Stated goal.
Check every line of the data below for the string "None", and copy the ones that hold it.

Stored data.
....................
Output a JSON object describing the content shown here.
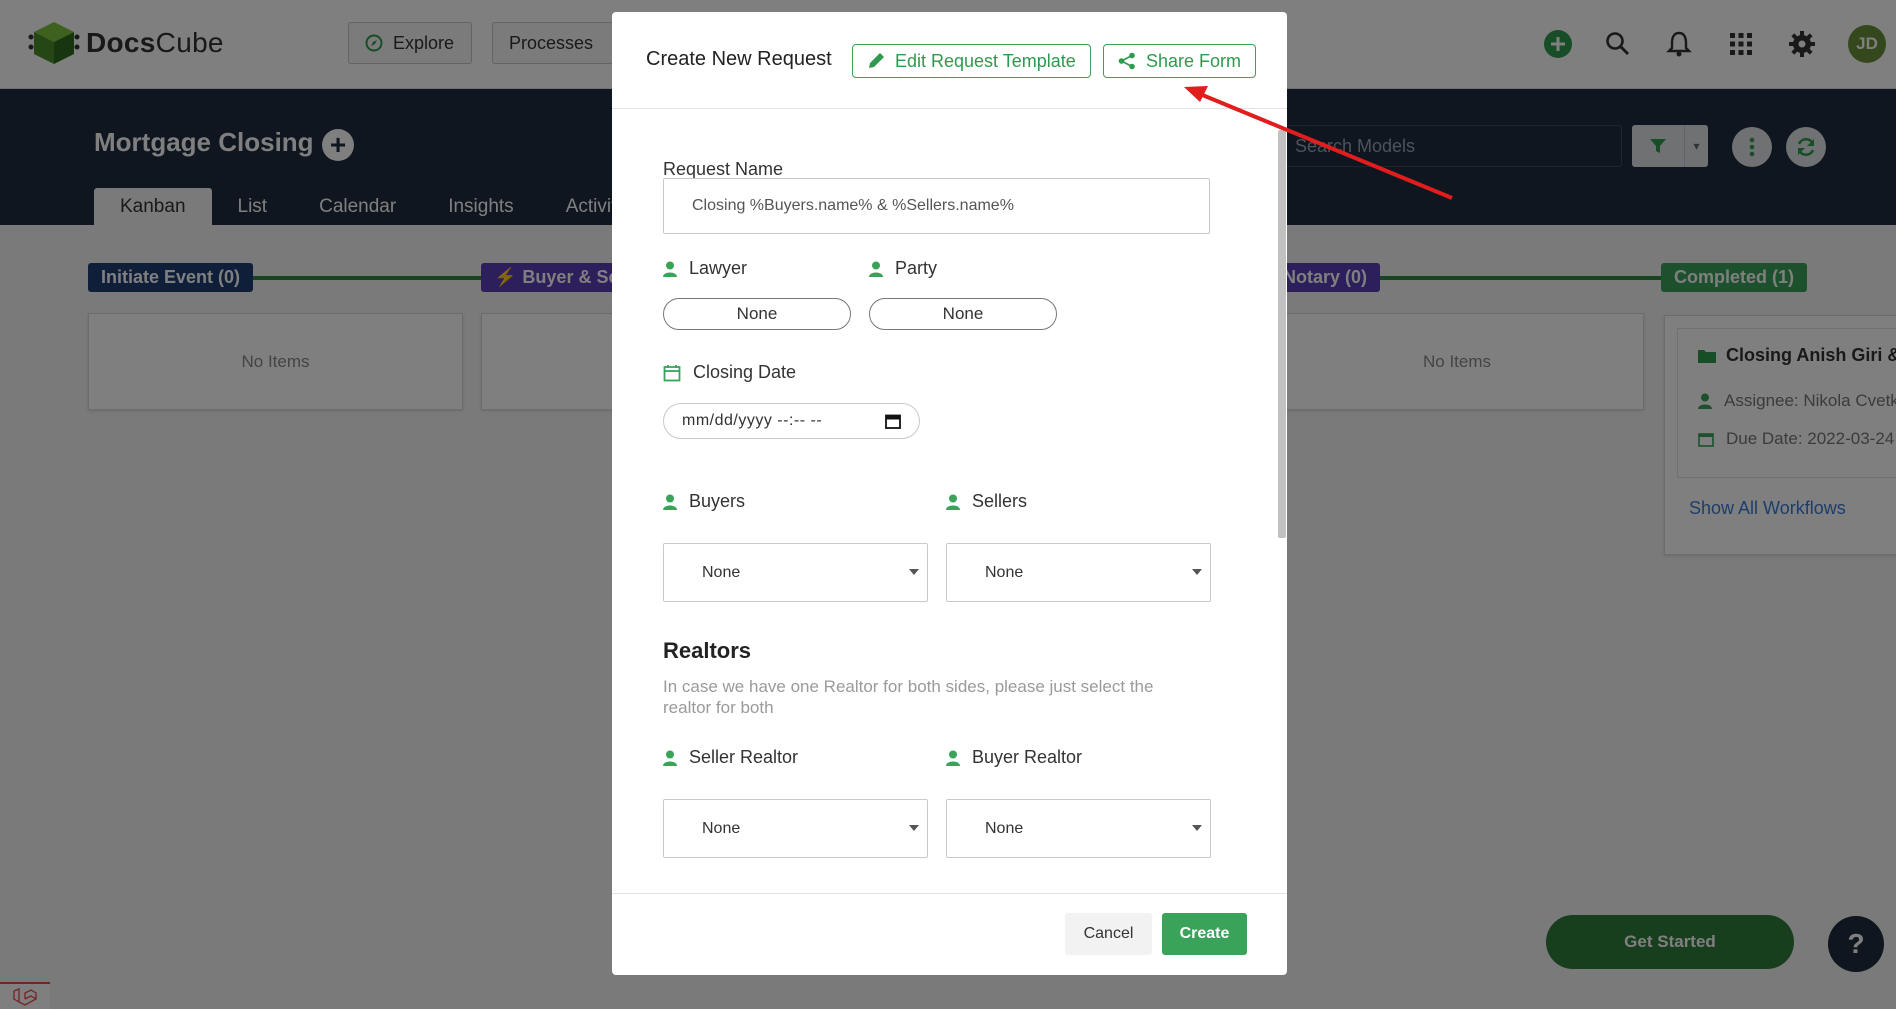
{
  "app": {
    "logo_prefix": "Docs",
    "logo_suffix": "Cube",
    "nav": [
      {
        "label": "Explore",
        "icon": "compass-icon"
      },
      {
        "label": "Processes"
      }
    ],
    "top_icons": [
      "add-icon",
      "search-icon",
      "bell-icon",
      "apps-grid-icon",
      "gear-icon"
    ],
    "avatar_initials": "JD"
  },
  "board": {
    "title": "Mortgage Closing",
    "tabs": [
      "Kanban",
      "List",
      "Calendar",
      "Insights",
      "Activity"
    ],
    "active_tab": "Kanban",
    "search_placeholder": "Search Models"
  },
  "stages": [
    {
      "label": "Initiate Event (0)",
      "color": "#1f3f73"
    },
    {
      "label": "Buyer & Sel",
      "color": "#5b3fb8"
    },
    {
      "label": "Notary (0)",
      "color": "#5b3fb8"
    },
    {
      "label": "Completed (1)",
      "color": "#3aa35a"
    }
  ],
  "columns": {
    "empty_text": "No Items"
  },
  "card": {
    "title": "Closing Anish Giri & M",
    "assignee": "Assignee: Nikola Cvetk",
    "due_date": "Due Date: 2022-03-24",
    "show_all": "Show All Workflows"
  },
  "floating": {
    "get_started": "Get Started",
    "help": "?"
  },
  "modal": {
    "title": "Create New Request",
    "edit_template": "Edit Request Template",
    "share_form": "Share Form",
    "request_name_label": "Request Name",
    "request_name_value": "Closing %Buyers.name% & %Sellers.name%",
    "lawyer_label": "Lawyer",
    "lawyer_value": "None",
    "party_label": "Party",
    "party_value": "None",
    "closing_date_label": "Closing Date",
    "closing_date_value": "mm/dd/yyyy --:-- --",
    "buyers_label": "Buyers",
    "buyers_value": "None",
    "sellers_label": "Sellers",
    "sellers_value": "None",
    "realtors_title": "Realtors",
    "realtors_desc": "In case we have one Realtor for both sides, please just select the realtor for both",
    "seller_realtor_label": "Seller Realtor",
    "seller_realtor_value": "None",
    "buyer_realtor_label": "Buyer Realtor",
    "buyer_realtor_value": "None",
    "cancel": "Cancel",
    "create": "Create"
  },
  "colors": {
    "accent": "#3aa35a",
    "dark_header": "#1e2c3f",
    "annotation_arrow": "#e11d1d"
  }
}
....................
Task result.
    "lawyer_value": "None",
    "party_value": "None",
    "buyers_value": "None",
    "sellers_value": "None",
    "seller_realtor_value": "None",
    "buyer_realtor_value": "None",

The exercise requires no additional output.